# Exercise details
Take each line containing "právo" and report it exactly as written.

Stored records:
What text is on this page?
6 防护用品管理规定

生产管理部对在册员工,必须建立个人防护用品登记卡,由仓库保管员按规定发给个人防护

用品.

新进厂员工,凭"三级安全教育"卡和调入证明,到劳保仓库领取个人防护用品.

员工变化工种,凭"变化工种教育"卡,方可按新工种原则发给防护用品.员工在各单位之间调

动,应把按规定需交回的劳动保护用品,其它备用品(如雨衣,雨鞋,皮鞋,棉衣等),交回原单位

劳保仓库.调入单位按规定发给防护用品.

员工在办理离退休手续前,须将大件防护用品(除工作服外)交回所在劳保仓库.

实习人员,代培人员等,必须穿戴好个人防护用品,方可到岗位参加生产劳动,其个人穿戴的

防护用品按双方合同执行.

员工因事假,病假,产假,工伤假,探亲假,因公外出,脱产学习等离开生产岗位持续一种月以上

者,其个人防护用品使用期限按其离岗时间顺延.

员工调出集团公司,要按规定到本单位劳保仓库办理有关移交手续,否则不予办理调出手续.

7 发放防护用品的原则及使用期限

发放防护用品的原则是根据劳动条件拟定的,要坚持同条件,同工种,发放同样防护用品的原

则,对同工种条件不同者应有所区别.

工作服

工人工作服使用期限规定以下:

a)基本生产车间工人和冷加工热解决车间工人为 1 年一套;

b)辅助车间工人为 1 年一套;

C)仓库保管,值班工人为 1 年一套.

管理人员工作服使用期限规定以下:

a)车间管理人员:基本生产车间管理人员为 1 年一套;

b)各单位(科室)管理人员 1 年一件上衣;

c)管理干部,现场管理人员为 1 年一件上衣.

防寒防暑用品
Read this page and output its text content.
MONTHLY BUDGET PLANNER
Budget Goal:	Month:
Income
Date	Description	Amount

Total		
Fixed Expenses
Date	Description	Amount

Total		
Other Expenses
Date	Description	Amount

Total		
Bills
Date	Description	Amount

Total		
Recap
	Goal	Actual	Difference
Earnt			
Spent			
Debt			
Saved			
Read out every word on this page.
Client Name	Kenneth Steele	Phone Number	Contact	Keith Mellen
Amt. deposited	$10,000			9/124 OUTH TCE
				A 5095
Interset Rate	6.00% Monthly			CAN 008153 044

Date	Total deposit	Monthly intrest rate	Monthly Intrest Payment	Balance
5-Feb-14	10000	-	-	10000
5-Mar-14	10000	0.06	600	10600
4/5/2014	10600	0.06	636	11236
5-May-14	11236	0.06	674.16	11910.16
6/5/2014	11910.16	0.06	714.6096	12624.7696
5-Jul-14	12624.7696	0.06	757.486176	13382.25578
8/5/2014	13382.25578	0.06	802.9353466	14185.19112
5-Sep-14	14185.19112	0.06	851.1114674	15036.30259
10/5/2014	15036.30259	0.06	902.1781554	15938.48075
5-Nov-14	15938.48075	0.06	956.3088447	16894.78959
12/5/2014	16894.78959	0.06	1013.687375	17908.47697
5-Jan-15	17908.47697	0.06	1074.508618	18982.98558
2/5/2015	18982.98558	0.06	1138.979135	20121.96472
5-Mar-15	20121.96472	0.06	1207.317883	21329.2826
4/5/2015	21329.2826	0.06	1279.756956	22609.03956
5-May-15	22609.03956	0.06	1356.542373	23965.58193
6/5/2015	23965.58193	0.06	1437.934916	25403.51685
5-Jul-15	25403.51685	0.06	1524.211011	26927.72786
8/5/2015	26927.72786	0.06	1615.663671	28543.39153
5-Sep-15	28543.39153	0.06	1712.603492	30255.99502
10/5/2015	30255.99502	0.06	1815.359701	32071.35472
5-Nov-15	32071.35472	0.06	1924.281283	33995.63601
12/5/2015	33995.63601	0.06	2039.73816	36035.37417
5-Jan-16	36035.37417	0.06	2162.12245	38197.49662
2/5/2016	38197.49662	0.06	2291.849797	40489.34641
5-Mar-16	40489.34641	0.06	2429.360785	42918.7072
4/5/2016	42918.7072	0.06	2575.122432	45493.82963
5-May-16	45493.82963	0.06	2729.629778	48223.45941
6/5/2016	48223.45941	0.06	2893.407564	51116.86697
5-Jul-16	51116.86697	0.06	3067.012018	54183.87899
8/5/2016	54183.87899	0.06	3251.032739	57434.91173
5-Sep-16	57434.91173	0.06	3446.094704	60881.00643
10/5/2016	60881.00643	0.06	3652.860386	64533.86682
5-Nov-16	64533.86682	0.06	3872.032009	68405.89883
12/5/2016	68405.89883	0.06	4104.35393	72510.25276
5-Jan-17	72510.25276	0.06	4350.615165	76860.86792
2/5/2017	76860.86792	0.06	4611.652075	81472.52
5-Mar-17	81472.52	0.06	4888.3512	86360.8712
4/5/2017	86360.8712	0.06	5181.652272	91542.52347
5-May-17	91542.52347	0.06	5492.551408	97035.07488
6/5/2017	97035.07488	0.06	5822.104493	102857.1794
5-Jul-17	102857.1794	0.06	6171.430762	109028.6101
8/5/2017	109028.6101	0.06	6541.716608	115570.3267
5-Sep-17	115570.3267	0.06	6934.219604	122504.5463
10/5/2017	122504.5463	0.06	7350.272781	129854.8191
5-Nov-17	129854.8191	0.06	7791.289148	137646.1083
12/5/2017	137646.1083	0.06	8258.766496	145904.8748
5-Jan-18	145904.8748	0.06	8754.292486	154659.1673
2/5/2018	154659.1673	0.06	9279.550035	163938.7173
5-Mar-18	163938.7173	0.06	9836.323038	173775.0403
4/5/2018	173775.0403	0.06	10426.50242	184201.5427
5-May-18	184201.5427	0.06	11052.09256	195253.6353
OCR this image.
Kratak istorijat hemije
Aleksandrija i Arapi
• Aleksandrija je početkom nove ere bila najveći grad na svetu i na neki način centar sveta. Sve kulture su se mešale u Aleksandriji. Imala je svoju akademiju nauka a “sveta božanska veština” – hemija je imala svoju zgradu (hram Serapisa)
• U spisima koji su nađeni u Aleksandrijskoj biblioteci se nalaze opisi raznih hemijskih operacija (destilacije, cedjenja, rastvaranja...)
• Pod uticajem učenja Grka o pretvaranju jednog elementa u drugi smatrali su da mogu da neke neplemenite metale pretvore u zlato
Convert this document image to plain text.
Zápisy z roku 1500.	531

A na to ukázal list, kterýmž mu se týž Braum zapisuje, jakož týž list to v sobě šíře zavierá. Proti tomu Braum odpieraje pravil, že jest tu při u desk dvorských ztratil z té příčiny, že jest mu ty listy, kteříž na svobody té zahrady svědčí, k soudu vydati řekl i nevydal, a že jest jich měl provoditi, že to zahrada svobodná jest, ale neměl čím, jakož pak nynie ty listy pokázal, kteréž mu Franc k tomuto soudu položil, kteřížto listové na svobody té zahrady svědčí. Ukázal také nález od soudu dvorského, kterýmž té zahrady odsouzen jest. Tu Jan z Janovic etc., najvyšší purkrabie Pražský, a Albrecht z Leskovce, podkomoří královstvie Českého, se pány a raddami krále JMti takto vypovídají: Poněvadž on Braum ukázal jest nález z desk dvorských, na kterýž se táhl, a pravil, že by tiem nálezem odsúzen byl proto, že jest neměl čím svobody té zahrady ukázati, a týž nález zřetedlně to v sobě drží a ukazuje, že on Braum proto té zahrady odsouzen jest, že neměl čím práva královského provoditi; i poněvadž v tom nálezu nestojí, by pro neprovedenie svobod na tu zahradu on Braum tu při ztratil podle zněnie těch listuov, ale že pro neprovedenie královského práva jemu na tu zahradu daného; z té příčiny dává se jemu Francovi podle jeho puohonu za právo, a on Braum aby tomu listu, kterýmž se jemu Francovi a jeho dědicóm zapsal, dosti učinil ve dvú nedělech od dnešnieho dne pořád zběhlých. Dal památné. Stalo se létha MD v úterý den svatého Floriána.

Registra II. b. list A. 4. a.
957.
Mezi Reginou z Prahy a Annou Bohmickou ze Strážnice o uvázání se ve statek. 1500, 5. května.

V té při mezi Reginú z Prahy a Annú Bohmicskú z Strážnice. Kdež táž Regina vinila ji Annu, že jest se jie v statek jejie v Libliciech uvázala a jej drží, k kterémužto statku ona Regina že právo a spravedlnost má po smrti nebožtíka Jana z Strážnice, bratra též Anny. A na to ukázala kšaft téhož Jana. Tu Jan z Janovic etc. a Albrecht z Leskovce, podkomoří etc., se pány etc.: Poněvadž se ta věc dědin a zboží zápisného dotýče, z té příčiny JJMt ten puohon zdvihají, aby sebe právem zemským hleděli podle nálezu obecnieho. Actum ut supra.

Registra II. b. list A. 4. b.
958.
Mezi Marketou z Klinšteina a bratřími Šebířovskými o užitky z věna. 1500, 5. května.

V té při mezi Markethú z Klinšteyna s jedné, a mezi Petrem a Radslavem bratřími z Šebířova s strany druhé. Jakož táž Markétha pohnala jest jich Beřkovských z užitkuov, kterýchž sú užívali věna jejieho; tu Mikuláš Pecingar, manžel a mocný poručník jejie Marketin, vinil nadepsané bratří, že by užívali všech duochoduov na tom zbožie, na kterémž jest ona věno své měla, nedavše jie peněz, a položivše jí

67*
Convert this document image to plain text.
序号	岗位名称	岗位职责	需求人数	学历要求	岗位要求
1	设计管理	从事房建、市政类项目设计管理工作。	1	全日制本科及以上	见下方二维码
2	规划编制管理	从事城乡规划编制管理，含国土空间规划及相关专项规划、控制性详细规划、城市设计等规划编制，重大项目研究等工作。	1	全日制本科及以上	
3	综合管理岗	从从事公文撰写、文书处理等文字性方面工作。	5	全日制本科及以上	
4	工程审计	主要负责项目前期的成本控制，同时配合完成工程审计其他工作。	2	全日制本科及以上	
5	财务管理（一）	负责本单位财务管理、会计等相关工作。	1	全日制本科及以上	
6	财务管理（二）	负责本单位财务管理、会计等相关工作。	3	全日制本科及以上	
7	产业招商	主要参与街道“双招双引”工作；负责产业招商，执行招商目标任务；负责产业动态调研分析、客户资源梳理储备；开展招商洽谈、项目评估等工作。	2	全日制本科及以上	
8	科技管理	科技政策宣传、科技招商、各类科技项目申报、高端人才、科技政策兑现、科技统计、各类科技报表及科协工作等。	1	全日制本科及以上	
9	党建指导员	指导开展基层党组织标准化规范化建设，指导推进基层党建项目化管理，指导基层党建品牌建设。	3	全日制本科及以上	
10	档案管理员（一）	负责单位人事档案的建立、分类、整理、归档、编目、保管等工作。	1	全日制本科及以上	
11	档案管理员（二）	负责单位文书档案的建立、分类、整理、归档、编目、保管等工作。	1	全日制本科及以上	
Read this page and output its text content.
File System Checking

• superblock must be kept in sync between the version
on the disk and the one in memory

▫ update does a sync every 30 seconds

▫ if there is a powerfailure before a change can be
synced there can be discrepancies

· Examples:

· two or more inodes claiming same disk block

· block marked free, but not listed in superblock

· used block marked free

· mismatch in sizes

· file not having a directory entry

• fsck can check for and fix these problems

# Completed task
A na to ukázal list, kterýmž mu se týž Braum zapisuje, jakož týž list to v sobě šíře zavierá. Proti tomu Braum odpieraje pravil, že jest tu při u desk dvorských ztratil z té příčiny, že jest mu ty listy, kteříž na svobody té zahrady svědčí, k soudu vydati řekl i nevydal, a že jest jich měl provoditi, že to zahrada svobodná jest, ale neměl čím, jakož pak nynie ty listy pokázal, kteréž mu Franc k tomuto soudu položil, kteřížto listové na svobody té zahrady svědčí. Ukázal také nález od soudu dvorského, kterýmž té zahrady odsouzen jest. Tu Jan z Janovic etc., najvyšší purkrabie Pražský, a Albrecht z Leskovce, podkomoří královstvie Českého, se pány a raddami krále JMti takto vypovídají: Poněvadž on Braum ukázal jest nález z desk dvorských, na kterýž se táhl, a pravil, že by tiem nálezem odsúzen byl proto, že jest neměl čím svobody té zahrady ukázati, a týž nález zřetedlně to v sobě drží a ukazuje, že on Braum proto té zahrady odsouzen jest, že neměl čím práva královského provoditi; i poněvadž v tom nálezu nestojí, by pro neprovedenie svobod na tu zahradu on Braum tu při ztratil podle zněnie těch listuov, ale že pro neprovedenie královského práva jemu na tu zahradu daného; z té příčiny dává se jemu Francovi podle jeho puohonu za právo, a on Braum aby tomu listu, kterýmž se jemu Francovi a jeho dědicóm zapsal, dosti učinil ve dvú nedělech od dnešnieho dne pořád zběhlých. Dal památné. Stalo se létha MD v úterý den svatého Floriána.
V té při mezi Reginú z Prahy a Annú Bohmicskú z Strážnice. Kdež táž Regina vinila ji Annu, že jest se jie v statek jejie v Libliciech uvázala a jej drží, k kterémužto statku ona Regina že právo a spravedlnost má po smrti nebožtíka Jana z Strážnice, bratra též Anny. A na to ukázala kšaft téhož Jana. Tu Jan z Janovic etc. a Albrecht z Leskovce, podkomoří etc., se pány etc.: Poněvadž se ta věc dědin a zboží zápisného dotýče, z té příčiny JJMt ten puohon zdvihají, aby sebe právem zemským hleděli podle nálezu obecnieho. Actum ut supra.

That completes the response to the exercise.